• **TASK DETAILS**: Extract every record, exactly as written, and ignore the pictures.

'''

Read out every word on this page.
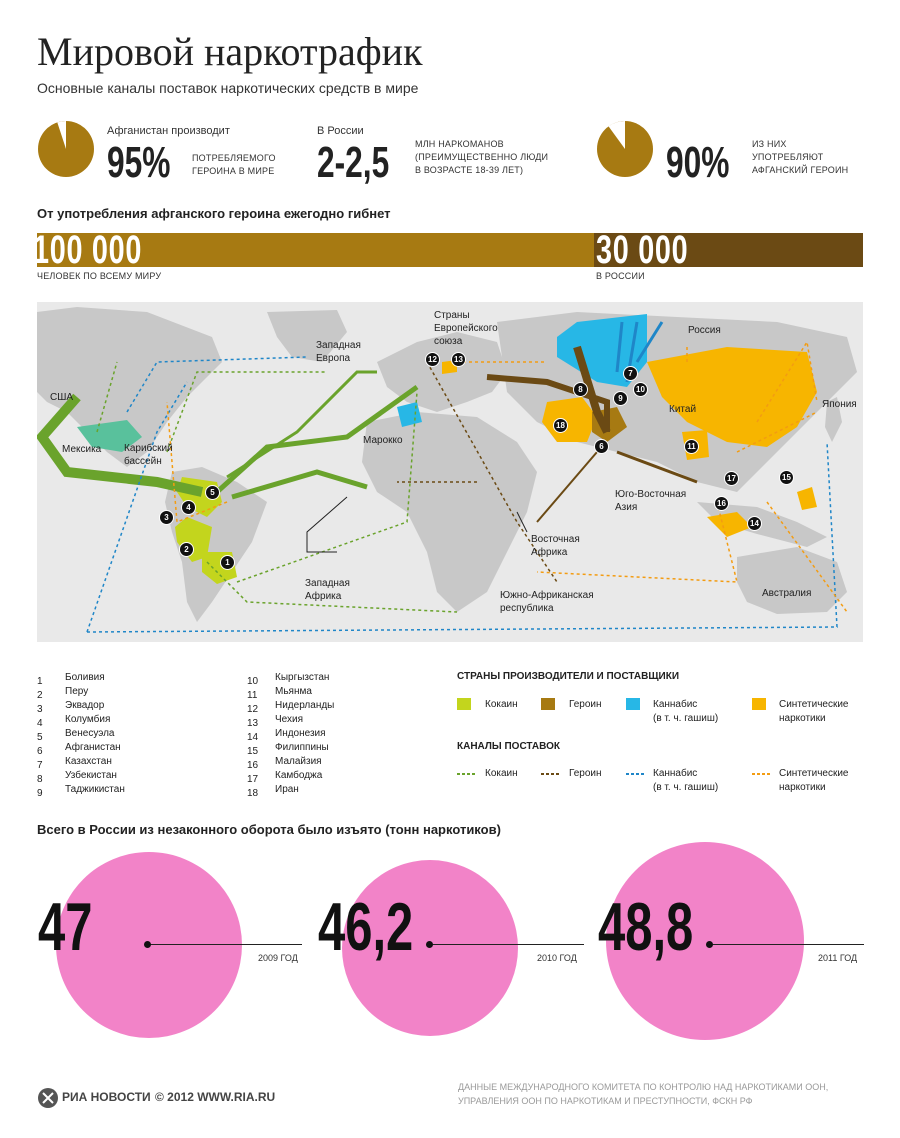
Мировой наркотрафик
Основные каналы поставок наркотических средств в мире
Афганистан производит
95% ПОТРЕБЛЯЕМОГО
ГЕРОИНА В МИРЕ
В России
2-2,5	МЛН НАРКОМАНОВ
(ПРЕИМУЩЕСТВЕННО ЛЮДИ
В ВОЗРАСТЕ 18-39 ЛЕТ)	90%	ИЗ НИХ
УПОТРЕБЛЯЮТ
АФГАНСКИЙ ГЕРОИН
От употребления афганского героина ежегодно гибнет
100 000	30 000
ЧЕЛОВЕК ПО ВСЕМУ МИРУ	В РОССИИ
США
Мексика Карибский
бассейн
Западная
Европа
Страны
Европейского
союза
Марокко
Россия
Китай	Япония
Юго-Восточная
Азия
Восточная
Африка
Западная
Африка	Южно-Африканская
республика
Австралия
1
2
3
4
5
6
7
8
9
10
11
12	13
14
15
16
17
18
1 Боливия
2 Перу
3 Эквадор
4 Колумбия
5 Венесуэла
6 Афганистан
7 Казахстан
8 Узбекистан
9 Таджикистан
10 Кыргызстан
11 Мьянма
12 Нидерланды
13 Чехия
14 Индонезия
15 Филиппины
16 Малайзия
17 Камбоджа
18 Иран
СТРАНЫ ПРОИЗВОДИТЕЛИ И ПОСТАВЩИКИ
Кокаин	Героин	Каннабис
(в т. ч. гашиш)
Синтетические
наркотики
КАНАЛЫ ПОСТАВОК
Кокаин	Героин	Каннабис
(в т. ч. гашиш)
Синтетические
наркотики
Всего в России из незаконного оборота было изъято (тонн наркотиков)
47	2009 ГОД 46,2	2010 ГОД 48,8	2011 ГОД
РИА НОВОСТИ © 2012 WWW.RIA.RU
ДАННЫЕ МЕЖДУНАРОДНОГО КОМИТЕТА ПО КОНТРОЛЮ НАД НАРКОТИКАМИ ООН,
УПРАВЛЕНИЯ ООН ПО НАРКОТИКАМ И ПРЕСТУПНОСТИ, ФСКН РФ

'''

• **OUTPUT FOR THIS EXERCISE**:
Read out every word on this page.
Мировой наркотрафик
Основные каналы поставок наркотических средств в мире
Афганистан производит
95% ПОТРЕБЛЯЕМОГО
ГЕРОИНА В МИРЕ
В России
2-2,5	МЛН НАРКОМАНОВ
(ПРЕИМУЩЕСТВЕННО ЛЮДИ
В ВОЗРАСТЕ 18-39 ЛЕТ)	90%	ИЗ НИХ
УПОТРЕБЛЯЮТ
АФГАНСКИЙ ГЕРОИН
От употребления афганского героина ежегодно гибнет
100 000	30 000
ЧЕЛОВЕК ПО ВСЕМУ МИРУ	В РОССИИ
США
Мексика Карибский
бассейн
Западная
Европа
Страны
Европейского
союза
Марокко
Россия
Китай	Япония
Юго-Восточная
Азия
Восточная
Африка
Западная
Африка	Южно-Африканская
республика
Австралия
1
2
3
4
5
6
7
8
9
10
11
12	13
14
15
16
17
18
1 Боливия
2 Перу
3 Эквадор
4 Колумбия
5 Венесуэла
6 Афганистан
7 Казахстан
8 Узбекистан
9 Таджикистан
10 Кыргызстан
11 Мьянма
12 Нидерланды
13 Чехия
14 Индонезия
15 Филиппины
16 Малайзия
17 Камбоджа
18 Иран
СТРАНЫ ПРОИЗВОДИТЕЛИ И ПОСТАВЩИКИ
Кокаин	Героин	Каннабис
(в т. ч. гашиш)
Синтетические
наркотики
КАНАЛЫ ПОСТАВОК
Кокаин	Героин	Каннабис
(в т. ч. гашиш)
Синтетические
наркотики
Всего в России из незаконного оборота было изъято (тонн наркотиков)
47	2009 ГОД 46,2	2010 ГОД 48,8	2011 ГОД
РИА НОВОСТИ © 2012 WWW.RIA.RU
ДАННЫЕ МЕЖДУНАРОДНОГО КОМИТЕТА ПО КОНТРОЛЮ НАД НАРКОТИКАМИ ООН,
УПРАВЛЕНИЯ ООН ПО НАРКОТИКАМ И ПРЕСТУПНОСТИ, ФСКН РФ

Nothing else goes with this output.